Show every line of the records below that contains the word "care".

---

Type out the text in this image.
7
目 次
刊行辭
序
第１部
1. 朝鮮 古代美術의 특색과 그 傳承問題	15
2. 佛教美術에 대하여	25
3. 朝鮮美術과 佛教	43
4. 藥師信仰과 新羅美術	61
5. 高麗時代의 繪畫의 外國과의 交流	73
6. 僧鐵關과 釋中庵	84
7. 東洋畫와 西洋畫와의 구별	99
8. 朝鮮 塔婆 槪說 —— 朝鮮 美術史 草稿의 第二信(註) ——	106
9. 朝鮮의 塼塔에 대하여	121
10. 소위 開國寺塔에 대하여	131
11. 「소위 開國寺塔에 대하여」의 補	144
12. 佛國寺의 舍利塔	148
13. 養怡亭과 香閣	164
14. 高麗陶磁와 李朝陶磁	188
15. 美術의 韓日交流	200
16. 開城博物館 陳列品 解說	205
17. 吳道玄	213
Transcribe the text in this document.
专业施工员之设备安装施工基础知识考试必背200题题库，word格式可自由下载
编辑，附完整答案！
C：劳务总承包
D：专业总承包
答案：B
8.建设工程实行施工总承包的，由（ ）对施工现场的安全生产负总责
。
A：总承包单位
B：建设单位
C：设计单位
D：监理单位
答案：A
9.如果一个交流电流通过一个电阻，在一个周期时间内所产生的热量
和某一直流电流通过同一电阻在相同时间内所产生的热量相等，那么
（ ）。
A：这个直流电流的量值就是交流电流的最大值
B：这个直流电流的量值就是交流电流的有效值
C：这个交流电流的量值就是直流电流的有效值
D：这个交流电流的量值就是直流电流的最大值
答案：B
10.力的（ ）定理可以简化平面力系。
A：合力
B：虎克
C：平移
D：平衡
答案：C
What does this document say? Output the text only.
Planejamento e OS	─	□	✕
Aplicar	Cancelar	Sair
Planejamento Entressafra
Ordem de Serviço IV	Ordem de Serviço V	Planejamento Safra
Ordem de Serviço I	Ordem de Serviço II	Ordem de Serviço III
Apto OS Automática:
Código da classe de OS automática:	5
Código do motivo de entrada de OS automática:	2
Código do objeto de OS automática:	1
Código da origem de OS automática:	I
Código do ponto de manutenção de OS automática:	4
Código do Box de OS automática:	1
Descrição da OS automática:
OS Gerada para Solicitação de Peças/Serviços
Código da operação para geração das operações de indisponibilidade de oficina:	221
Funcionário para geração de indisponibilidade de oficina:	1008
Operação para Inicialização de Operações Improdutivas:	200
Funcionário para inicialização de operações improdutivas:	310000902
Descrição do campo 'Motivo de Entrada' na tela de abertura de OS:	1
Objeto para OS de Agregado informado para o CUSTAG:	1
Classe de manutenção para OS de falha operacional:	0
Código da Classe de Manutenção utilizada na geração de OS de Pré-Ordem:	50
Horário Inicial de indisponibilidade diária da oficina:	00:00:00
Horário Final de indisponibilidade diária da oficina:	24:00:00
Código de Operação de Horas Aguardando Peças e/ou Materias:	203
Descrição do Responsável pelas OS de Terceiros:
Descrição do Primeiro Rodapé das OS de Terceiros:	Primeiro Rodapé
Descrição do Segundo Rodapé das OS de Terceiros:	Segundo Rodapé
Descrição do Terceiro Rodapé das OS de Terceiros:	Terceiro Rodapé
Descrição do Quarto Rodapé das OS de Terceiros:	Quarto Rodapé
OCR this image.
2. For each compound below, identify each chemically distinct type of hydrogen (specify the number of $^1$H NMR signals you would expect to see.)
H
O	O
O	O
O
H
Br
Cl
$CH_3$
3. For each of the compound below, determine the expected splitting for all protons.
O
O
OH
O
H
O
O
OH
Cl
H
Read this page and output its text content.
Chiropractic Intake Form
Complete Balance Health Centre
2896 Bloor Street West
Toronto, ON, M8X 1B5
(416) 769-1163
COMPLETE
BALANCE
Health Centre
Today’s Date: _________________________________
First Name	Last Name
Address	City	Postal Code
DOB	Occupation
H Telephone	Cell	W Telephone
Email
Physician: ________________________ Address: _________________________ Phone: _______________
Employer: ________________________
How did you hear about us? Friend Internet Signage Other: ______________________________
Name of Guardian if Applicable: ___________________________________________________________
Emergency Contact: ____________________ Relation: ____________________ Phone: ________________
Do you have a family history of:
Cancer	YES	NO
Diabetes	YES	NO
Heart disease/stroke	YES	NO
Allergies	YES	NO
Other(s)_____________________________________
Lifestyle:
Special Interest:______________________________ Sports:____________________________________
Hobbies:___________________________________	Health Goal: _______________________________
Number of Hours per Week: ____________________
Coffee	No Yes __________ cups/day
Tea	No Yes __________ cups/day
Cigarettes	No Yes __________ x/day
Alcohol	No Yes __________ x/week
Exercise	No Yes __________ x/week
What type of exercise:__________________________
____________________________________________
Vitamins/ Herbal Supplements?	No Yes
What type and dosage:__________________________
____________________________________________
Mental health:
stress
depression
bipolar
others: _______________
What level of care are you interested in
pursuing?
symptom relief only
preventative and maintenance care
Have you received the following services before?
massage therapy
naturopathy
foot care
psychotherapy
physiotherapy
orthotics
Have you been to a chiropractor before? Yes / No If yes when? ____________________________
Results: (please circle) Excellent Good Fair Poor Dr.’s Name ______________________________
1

---

- Final answer -
What level of care are you interested in
preventative and maintenance care
foot care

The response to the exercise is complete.